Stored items
***

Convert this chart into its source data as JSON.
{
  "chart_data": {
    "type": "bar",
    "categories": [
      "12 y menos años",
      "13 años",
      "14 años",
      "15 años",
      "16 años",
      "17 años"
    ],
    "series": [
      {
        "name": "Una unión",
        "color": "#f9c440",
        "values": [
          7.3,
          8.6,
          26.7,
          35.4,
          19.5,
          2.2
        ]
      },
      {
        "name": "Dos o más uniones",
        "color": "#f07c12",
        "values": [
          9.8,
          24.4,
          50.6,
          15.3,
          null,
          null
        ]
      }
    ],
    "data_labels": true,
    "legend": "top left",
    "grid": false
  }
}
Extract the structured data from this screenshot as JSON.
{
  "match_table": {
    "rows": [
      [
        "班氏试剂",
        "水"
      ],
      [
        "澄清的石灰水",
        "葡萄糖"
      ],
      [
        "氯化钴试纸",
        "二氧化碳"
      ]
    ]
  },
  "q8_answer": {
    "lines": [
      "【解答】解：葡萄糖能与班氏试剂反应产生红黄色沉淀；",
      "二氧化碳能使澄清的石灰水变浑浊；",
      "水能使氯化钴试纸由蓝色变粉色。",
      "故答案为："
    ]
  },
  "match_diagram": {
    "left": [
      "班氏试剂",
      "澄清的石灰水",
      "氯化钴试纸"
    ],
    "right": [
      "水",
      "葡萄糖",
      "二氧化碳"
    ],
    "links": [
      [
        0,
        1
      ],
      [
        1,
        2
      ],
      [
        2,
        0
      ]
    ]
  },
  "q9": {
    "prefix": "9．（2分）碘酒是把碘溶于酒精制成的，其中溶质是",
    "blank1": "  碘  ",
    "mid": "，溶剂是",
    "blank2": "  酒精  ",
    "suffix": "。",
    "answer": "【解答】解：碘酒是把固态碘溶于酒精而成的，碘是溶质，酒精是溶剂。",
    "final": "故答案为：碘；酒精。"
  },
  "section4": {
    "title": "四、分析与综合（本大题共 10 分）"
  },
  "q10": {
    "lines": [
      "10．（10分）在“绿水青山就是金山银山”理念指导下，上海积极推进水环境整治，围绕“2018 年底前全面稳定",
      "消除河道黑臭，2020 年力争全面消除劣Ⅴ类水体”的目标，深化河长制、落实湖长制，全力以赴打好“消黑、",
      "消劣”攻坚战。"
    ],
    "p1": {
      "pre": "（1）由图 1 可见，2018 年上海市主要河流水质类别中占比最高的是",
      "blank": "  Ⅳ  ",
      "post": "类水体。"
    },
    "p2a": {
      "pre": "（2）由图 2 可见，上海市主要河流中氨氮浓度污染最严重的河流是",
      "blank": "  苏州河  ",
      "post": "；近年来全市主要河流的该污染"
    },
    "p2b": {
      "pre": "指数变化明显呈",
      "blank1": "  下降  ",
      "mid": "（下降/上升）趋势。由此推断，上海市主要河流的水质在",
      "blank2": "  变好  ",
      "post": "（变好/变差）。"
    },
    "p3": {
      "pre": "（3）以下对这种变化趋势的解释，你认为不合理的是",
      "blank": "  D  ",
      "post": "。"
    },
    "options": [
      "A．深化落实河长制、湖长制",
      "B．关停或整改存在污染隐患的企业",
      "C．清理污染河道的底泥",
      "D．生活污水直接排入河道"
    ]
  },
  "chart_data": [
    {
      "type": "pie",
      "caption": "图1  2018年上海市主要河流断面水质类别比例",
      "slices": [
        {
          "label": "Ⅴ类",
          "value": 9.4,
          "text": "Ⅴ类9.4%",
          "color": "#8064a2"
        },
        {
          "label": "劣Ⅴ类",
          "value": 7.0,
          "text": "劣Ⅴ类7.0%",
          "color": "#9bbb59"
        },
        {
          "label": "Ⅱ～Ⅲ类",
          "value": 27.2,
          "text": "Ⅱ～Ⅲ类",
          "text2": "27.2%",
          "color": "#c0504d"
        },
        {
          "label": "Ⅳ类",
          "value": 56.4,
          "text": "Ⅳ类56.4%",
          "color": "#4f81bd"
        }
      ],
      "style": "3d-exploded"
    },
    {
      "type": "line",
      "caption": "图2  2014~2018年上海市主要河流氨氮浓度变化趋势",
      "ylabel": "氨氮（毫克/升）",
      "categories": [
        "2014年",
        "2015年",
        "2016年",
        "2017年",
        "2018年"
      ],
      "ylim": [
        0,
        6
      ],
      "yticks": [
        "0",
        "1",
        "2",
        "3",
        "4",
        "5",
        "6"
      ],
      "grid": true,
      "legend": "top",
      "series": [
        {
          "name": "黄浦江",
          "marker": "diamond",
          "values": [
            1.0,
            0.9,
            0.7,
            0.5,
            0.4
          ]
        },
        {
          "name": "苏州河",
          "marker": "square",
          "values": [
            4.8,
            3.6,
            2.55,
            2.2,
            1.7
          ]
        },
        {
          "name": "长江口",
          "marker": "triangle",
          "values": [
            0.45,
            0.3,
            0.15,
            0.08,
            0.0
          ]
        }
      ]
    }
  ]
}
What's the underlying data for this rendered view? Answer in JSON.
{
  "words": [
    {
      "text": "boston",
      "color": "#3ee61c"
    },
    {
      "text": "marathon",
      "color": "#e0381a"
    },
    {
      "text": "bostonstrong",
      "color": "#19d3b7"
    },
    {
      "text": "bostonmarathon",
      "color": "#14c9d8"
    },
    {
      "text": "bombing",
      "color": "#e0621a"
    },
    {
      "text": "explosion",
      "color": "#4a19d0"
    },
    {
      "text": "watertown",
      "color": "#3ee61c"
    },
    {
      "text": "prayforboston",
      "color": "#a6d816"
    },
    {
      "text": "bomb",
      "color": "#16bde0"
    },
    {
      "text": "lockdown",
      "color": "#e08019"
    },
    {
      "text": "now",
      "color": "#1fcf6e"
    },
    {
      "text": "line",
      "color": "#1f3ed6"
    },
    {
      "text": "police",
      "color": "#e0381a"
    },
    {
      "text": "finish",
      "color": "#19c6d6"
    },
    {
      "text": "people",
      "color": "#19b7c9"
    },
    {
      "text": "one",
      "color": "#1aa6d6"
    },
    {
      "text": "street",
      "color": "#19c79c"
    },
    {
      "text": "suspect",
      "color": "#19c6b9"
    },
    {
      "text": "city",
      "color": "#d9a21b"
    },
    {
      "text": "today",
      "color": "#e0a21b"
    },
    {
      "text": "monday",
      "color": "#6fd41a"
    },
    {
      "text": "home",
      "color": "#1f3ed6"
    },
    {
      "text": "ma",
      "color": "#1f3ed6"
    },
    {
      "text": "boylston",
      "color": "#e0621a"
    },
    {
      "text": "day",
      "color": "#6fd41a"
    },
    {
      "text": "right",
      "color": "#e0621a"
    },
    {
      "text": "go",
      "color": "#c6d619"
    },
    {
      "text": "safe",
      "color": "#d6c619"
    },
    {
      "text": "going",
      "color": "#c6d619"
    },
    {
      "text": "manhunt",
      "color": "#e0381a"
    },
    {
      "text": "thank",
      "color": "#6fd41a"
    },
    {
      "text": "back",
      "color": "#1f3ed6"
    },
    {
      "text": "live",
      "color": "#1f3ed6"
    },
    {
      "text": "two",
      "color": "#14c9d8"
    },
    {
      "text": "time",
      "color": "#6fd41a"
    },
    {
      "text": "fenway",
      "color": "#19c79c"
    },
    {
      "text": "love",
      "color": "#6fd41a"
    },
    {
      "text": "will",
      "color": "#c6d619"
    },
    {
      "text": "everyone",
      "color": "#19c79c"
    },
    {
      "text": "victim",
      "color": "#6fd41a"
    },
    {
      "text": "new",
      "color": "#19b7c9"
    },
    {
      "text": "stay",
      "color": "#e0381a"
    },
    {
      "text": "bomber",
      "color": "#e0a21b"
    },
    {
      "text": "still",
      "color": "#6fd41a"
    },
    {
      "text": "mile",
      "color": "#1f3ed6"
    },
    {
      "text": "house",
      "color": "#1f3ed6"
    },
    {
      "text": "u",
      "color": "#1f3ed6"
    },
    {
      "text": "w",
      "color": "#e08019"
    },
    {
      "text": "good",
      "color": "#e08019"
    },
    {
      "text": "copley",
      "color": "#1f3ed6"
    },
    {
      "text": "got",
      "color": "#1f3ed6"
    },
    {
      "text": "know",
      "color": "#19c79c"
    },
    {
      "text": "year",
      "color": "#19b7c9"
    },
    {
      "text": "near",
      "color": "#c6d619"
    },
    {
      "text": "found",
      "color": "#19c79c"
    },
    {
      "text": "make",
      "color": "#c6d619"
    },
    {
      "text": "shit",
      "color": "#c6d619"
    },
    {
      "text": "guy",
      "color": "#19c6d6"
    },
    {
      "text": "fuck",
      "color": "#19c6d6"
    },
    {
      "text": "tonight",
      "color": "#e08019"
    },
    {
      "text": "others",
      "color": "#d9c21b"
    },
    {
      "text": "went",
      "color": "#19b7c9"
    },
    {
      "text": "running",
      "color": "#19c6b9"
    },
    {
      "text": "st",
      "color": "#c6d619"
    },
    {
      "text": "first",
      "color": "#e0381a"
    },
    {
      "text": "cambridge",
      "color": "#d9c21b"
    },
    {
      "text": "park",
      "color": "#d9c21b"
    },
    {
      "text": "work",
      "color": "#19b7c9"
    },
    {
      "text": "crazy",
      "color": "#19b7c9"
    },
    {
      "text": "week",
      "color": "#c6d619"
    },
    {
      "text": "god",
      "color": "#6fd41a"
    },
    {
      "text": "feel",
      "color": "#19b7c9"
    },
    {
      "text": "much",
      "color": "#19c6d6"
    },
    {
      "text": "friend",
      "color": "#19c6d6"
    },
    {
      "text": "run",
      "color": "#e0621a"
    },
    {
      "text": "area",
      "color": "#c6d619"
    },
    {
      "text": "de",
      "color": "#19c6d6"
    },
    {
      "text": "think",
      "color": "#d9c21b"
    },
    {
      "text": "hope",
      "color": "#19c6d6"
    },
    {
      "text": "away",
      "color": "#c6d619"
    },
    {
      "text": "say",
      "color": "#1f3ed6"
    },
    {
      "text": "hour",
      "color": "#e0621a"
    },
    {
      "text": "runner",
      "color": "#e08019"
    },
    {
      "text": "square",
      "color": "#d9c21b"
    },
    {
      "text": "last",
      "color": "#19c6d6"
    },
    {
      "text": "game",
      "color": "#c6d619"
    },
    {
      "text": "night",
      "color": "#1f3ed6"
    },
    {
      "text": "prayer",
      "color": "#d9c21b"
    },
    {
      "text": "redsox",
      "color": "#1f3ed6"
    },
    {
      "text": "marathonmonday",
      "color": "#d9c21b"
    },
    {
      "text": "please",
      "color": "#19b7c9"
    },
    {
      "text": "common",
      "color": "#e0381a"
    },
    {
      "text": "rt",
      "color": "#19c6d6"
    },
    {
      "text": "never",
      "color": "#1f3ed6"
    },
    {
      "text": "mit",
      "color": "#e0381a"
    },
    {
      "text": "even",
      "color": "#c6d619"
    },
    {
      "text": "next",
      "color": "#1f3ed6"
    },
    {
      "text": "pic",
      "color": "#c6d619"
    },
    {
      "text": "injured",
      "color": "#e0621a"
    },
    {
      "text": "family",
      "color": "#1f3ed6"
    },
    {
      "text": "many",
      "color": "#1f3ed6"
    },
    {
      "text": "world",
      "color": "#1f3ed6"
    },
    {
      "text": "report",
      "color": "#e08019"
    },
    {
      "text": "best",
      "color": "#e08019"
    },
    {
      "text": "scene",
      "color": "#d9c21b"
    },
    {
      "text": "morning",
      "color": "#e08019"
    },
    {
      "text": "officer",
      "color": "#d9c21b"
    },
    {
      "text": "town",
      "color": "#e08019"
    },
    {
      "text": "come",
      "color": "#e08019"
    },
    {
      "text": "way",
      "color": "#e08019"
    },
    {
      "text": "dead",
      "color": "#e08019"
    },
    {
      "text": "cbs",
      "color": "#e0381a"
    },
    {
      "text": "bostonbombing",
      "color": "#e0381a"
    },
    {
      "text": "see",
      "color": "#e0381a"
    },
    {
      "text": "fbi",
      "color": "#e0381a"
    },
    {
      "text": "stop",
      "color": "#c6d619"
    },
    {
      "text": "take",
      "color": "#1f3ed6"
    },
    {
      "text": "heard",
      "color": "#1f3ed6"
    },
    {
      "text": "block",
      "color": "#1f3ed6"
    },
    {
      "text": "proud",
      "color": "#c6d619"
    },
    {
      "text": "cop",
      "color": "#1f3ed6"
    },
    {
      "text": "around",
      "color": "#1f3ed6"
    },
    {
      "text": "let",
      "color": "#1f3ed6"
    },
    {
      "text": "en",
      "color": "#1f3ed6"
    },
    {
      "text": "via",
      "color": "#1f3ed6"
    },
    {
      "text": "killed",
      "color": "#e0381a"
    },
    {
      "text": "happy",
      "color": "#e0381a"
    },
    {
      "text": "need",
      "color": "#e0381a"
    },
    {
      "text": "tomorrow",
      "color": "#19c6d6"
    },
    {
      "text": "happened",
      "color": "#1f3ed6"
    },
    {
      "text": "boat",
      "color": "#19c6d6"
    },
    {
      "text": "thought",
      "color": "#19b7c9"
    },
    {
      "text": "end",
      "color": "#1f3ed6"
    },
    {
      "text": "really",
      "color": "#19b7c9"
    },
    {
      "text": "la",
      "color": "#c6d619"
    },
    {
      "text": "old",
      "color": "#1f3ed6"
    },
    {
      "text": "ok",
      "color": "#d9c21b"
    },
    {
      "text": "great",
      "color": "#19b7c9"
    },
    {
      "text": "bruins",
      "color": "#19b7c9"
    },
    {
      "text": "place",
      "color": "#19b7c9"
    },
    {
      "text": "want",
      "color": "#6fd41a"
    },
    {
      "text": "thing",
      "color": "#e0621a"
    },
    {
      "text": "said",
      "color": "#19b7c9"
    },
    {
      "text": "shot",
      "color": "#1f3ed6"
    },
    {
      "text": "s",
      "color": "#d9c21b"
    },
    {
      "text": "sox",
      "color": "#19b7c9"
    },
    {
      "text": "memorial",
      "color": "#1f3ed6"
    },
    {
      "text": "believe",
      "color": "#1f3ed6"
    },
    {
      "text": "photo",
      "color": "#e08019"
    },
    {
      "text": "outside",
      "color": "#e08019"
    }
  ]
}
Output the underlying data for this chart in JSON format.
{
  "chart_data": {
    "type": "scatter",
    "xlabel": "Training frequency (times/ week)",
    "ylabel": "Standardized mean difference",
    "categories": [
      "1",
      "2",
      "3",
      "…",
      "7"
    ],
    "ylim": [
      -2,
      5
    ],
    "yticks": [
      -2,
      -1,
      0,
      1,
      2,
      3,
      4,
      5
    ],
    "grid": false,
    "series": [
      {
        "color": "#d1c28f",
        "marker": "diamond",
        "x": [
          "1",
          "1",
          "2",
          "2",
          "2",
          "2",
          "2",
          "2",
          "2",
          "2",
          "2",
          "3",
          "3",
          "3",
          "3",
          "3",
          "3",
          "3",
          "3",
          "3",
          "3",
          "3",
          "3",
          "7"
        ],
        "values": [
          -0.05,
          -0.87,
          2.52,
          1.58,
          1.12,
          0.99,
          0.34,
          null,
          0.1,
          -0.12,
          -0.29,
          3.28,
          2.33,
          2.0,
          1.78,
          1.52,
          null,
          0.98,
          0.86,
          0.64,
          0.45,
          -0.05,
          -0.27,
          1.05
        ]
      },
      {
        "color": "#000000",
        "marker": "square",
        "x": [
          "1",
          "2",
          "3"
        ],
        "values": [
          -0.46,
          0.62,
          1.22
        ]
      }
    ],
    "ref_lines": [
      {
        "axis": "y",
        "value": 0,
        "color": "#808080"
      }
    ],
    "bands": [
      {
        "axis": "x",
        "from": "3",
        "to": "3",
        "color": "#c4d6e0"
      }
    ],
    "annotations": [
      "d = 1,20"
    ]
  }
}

***

* **GIVEN TASK**
Tell how many lines in the records above contain "week", giving the number and no other words.

* **RESPONSE FOR THIS EXERCISE**
2